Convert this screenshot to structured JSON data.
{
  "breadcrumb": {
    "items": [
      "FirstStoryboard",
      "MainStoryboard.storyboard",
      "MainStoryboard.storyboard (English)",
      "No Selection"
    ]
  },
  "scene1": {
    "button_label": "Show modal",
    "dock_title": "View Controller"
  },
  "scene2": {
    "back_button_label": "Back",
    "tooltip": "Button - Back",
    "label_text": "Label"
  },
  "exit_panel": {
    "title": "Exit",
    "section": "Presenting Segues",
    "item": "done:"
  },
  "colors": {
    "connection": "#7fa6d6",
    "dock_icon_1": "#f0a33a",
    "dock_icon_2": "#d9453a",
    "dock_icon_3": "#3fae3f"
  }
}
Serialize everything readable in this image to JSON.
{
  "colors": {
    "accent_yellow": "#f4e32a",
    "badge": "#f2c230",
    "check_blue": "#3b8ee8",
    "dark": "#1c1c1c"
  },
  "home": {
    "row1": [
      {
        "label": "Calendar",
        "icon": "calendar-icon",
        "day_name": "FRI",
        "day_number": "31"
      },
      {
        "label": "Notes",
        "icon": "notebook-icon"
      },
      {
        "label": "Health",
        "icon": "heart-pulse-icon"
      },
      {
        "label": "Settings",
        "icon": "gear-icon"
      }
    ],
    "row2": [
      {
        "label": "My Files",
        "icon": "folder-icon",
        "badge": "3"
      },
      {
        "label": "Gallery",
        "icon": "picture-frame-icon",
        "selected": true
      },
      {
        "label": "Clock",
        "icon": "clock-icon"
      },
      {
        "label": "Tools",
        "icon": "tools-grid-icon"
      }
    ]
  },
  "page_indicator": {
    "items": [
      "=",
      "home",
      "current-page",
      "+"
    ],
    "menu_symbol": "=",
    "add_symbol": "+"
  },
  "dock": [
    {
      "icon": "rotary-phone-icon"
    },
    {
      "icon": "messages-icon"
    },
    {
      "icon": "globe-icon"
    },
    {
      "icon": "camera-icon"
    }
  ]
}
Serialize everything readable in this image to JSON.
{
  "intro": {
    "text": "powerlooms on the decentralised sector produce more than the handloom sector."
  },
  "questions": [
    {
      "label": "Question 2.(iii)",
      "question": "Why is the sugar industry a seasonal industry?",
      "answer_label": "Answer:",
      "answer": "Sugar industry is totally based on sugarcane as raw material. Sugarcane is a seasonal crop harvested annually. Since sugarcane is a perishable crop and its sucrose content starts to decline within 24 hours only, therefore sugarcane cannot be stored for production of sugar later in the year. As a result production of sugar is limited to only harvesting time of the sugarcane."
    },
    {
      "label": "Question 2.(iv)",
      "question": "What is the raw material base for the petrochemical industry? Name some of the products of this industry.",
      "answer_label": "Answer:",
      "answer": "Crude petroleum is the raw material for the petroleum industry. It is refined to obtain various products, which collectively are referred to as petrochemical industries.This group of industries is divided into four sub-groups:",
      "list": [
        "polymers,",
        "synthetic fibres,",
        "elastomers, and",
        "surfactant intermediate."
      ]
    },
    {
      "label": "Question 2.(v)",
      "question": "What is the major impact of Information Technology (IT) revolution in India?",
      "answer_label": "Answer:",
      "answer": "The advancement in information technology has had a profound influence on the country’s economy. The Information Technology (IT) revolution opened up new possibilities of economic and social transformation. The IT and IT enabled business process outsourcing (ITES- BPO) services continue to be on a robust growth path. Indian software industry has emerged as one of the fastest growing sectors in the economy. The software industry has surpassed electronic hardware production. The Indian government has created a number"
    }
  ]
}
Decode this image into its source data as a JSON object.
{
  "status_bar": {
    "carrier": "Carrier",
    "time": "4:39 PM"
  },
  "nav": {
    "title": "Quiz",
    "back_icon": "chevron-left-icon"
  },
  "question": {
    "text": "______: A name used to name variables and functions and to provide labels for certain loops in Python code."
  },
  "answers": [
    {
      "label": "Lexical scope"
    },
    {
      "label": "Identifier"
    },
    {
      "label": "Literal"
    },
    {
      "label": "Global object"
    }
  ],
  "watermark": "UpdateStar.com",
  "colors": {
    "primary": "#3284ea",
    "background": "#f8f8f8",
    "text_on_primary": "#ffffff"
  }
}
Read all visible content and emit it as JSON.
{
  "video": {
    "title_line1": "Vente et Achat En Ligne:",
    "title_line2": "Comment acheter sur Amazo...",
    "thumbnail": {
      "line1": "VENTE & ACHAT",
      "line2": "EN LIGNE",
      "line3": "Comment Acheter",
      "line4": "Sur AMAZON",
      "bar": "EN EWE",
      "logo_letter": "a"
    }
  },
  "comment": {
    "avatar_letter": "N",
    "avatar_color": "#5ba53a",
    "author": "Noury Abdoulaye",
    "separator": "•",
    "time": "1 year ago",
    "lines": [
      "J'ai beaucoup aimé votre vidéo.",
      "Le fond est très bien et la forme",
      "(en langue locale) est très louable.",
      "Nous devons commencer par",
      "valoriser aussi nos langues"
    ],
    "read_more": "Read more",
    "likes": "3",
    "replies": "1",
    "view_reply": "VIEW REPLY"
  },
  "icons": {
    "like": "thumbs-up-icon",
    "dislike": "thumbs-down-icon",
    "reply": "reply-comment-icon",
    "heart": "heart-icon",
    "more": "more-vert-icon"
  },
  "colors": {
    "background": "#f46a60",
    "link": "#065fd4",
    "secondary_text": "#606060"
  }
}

----

Brief =
Transcribe all of the entries without altering anything.

Exercise answer =
Convert this screenshot to structured JSON data.
{
  "breadcrumb": {
    "items": [
      "FirstStoryboard",
      "MainStoryboard.storyboard",
      "MainStoryboard.storyboard (English)",
      "No Selection"
    ]
  },
  "scene1": {
    "button_label": "Show modal",
    "dock_title": "View Controller"
  },
  "scene2": {
    "back_button_label": "Back",
    "tooltip": "Button - Back",
    "label_text": "Label"
  },
  "exit_panel": {
    "title": "Exit",
    "section": "Presenting Segues",
    "item": "done:"
  },
  "colors": {
    "connection": "#7fa6d6",
    "dock_icon_1": "#f0a33a",
    "dock_icon_2": "#d9453a",
    "dock_icon_3": "#3fae3f"
  }
}
Serialize everything readable in this image to JSON.
{
  "colors": {
    "accent_yellow": "#f4e32a",
    "badge": "#f2c230",
    "check_blue": "#3b8ee8",
    "dark": "#1c1c1c"
  },
  "home": {
    "row1": [
      {
        "label": "Calendar",
        "icon": "calendar-icon",
        "day_name": "FRI",
        "day_number": "31"
      },
      {
        "label": "Notes",
        "icon": "notebook-icon"
      },
      {
        "label": "Health",
        "icon": "heart-pulse-icon"
      },
      {
        "label": "Settings",
        "icon": "gear-icon"
      }
    ],
    "row2": [
      {
        "label": "My Files",
        "icon": "folder-icon",
        "badge": "3"
      },
      {
        "label": "Gallery",
        "icon": "picture-frame-icon",
        "selected": true
      },
      {
        "label": "Clock",
        "icon": "clock-icon"
      },
      {
        "label": "Tools",
        "icon": "tools-grid-icon"
      }
    ]
  },
  "page_indicator": {
    "items": [
      "=",
      "home",
      "current-page",
      "+"
    ],
    "menu_symbol": "=",
    "add_symbol": "+"
  },
  "dock": [
    {
      "icon": "rotary-phone-icon"
    },
    {
      "icon": "messages-icon"
    },
    {
      "icon": "globe-icon"
    },
    {
      "icon": "camera-icon"
    }
  ]
}
Serialize everything readable in this image to JSON.
{
  "intro": {
    "text": "powerlooms on the decentralised sector produce more than the handloom sector."
  },
  "questions": [
    {
      "label": "Question 2.(iii)",
      "question": "Why is the sugar industry a seasonal industry?",
      "answer_label": "Answer:",
      "answer": "Sugar industry is totally based on sugarcane as raw material. Sugarcane is a seasonal crop harvested annually. Since sugarcane is a perishable crop and its sucrose content starts to decline within 24 hours only, therefore sugarcane cannot be stored for production of sugar later in the year. As a result production of sugar is limited to only harvesting time of the sugarcane."
    },
    {
      "label": "Question 2.(iv)",
      "question": "What is the raw material base for the petrochemical industry? Name some of the products of this industry.",
      "answer_label": "Answer:",
      "answer": "Crude petroleum is the raw material for the petroleum industry. It is refined to obtain various products, which collectively are referred to as petrochemical industries.This group of industries is divided into four sub-groups:",
      "list": [
        "polymers,",
        "synthetic fibres,",
        "elastomers, and",
        "surfactant intermediate."
      ]
    },
    {
      "label": "Question 2.(v)",
      "question": "What is the major impact of Information Technology (IT) revolution in India?",
      "answer_label": "Answer:",
      "answer": "The advancement in information technology has had a profound influence on the country’s economy. The Information Technology (IT) revolution opened up new possibilities of economic and social transformation. The IT and IT enabled business process outsourcing (ITES- BPO) services continue to be on a robust growth path. Indian software industry has emerged as one of the fastest growing sectors in the economy. The software industry has surpassed electronic hardware production. The Indian government has created a number"
    }
  ]
}
Decode this image into its source data as a JSON object.
{
  "status_bar": {
    "carrier": "Carrier",
    "time": "4:39 PM"
  },
  "nav": {
    "title": "Quiz",
    "back_icon": "chevron-left-icon"
  },
  "question": {
    "text": "______: A name used to name variables and functions and to provide labels for certain loops in Python code."
  },
  "answers": [
    {
      "label": "Lexical scope"
    },
    {
      "label": "Identifier"
    },
    {
      "label": "Literal"
    },
    {
      "label": "Global object"
    }
  ],
  "watermark": "UpdateStar.com",
  "colors": {
    "primary": "#3284ea",
    "background": "#f8f8f8",
    "text_on_primary": "#ffffff"
  }
}
Read all visible content and emit it as JSON.
{
  "video": {
    "title_line1": "Vente et Achat En Ligne:",
    "title_line2": "Comment acheter sur Amazo...",
    "thumbnail": {
      "line1": "VENTE & ACHAT",
      "line2": "EN LIGNE",
      "line3": "Comment Acheter",
      "line4": "Sur AMAZON",
      "bar": "EN EWE",
      "logo_letter": "a"
    }
  },
  "comment": {
    "avatar_letter": "N",
    "avatar_color": "#5ba53a",
    "author": "Noury Abdoulaye",
    "separator": "•",
    "time": "1 year ago",
    "lines": [
      "J'ai beaucoup aimé votre vidéo.",
      "Le fond est très bien et la forme",
      "(en langue locale) est très louable.",
      "Nous devons commencer par",
      "valoriser aussi nos langues"
    ],
    "read_more": "Read more",
    "likes": "3",
    "replies": "1",
    "view_reply": "VIEW REPLY"
  },
  "icons": {
    "like": "thumbs-up-icon",
    "dislike": "thumbs-down-icon",
    "reply": "reply-comment-icon",
    "heart": "heart-icon",
    "more": "more-vert-icon"
  },
  "colors": {
    "background": "#f46a60",
    "link": "#065fd4",
    "secondary_text": "#606060"
  }
}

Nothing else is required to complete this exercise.